Excerpt from a dataset -
= = = = =

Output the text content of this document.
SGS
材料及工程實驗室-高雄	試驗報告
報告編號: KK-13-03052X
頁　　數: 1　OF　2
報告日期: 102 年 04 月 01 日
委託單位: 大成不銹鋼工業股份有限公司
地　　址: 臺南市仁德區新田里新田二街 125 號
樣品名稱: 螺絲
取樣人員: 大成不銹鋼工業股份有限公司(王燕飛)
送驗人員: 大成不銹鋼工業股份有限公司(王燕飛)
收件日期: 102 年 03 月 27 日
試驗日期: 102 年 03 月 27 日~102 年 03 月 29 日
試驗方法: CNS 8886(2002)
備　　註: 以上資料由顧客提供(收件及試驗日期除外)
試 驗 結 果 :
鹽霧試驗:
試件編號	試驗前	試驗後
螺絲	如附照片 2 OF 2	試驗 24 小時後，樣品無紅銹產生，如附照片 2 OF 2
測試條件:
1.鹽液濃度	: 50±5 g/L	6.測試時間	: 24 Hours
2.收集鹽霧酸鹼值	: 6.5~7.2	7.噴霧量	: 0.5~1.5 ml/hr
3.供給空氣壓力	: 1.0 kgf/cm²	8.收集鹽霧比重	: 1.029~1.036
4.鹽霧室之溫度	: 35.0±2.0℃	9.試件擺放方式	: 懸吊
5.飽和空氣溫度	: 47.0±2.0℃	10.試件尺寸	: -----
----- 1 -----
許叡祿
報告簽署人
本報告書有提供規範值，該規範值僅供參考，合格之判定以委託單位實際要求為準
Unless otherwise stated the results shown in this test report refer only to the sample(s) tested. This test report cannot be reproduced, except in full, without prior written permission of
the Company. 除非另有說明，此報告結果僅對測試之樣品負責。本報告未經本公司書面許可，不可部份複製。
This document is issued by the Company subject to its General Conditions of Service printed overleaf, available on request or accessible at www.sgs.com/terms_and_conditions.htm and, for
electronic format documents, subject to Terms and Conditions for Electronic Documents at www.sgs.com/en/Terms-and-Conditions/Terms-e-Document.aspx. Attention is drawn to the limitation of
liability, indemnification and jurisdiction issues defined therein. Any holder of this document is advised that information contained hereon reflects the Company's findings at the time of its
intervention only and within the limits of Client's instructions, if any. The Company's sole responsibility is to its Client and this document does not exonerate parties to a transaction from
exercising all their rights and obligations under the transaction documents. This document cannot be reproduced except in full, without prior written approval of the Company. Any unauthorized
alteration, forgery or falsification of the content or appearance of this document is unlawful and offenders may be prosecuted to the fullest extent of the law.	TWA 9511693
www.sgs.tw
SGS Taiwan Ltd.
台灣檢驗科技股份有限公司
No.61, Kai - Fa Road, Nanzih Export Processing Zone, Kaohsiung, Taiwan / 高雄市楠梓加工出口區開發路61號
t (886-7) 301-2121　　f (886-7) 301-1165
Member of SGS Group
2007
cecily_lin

= = = = =

Work to do - Please repeat the listing above in full and exactly.

Answer to the exercise -
Output the text content of this document.
SGS
材料及工程實驗室-高雄	試驗報告
報告編號: KK-13-03052X
頁　　數: 1　OF　2
報告日期: 102 年 04 月 01 日
委託單位: 大成不銹鋼工業股份有限公司
地　　址: 臺南市仁德區新田里新田二街 125 號
樣品名稱: 螺絲
取樣人員: 大成不銹鋼工業股份有限公司(王燕飛)
送驗人員: 大成不銹鋼工業股份有限公司(王燕飛)
收件日期: 102 年 03 月 27 日
試驗日期: 102 年 03 月 27 日~102 年 03 月 29 日
試驗方法: CNS 8886(2002)
備　　註: 以上資料由顧客提供(收件及試驗日期除外)
試 驗 結 果 :
鹽霧試驗:
試件編號	試驗前	試驗後
螺絲	如附照片 2 OF 2	試驗 24 小時後，樣品無紅銹產生，如附照片 2 OF 2
測試條件:
1.鹽液濃度	: 50±5 g/L	6.測試時間	: 24 Hours
2.收集鹽霧酸鹼值	: 6.5~7.2	7.噴霧量	: 0.5~1.5 ml/hr
3.供給空氣壓力	: 1.0 kgf/cm²	8.收集鹽霧比重	: 1.029~1.036
4.鹽霧室之溫度	: 35.0±2.0℃	9.試件擺放方式	: 懸吊
5.飽和空氣溫度	: 47.0±2.0℃	10.試件尺寸	: -----
----- 1 -----
許叡祿
報告簽署人
本報告書有提供規範值，該規範值僅供參考，合格之判定以委託單位實際要求為準
Unless otherwise stated the results shown in this test report refer only to the sample(s) tested. This test report cannot be reproduced, except in full, without prior written permission of
the Company. 除非另有說明，此報告結果僅對測試之樣品負責。本報告未經本公司書面許可，不可部份複製。
This document is issued by the Company subject to its General Conditions of Service printed overleaf, available on request or accessible at www.sgs.com/terms_and_conditions.htm and, for
electronic format documents, subject to Terms and Conditions for Electronic Documents at www.sgs.com/en/Terms-and-Conditions/Terms-e-Document.aspx. Attention is drawn to the limitation of
liability, indemnification and jurisdiction issues defined therein. Any holder of this document is advised that information contained hereon reflects the Company's findings at the time of its
intervention only and within the limits of Client's instructions, if any. The Company's sole responsibility is to its Client and this document does not exonerate parties to a transaction from
exercising all their rights and obligations under the transaction documents. This document cannot be reproduced except in full, without prior written approval of the Company. Any unauthorized
alteration, forgery or falsification of the content or appearance of this document is unlawful and offenders may be prosecuted to the fullest extent of the law.	TWA 9511693
www.sgs.tw
SGS Taiwan Ltd.
台灣檢驗科技股份有限公司
No.61, Kai - Fa Road, Nanzih Export Processing Zone, Kaohsiung, Taiwan / 高雄市楠梓加工出口區開發路61號
t (886-7) 301-2121　　f (886-7) 301-1165
Member of SGS Group
2007
cecily_lin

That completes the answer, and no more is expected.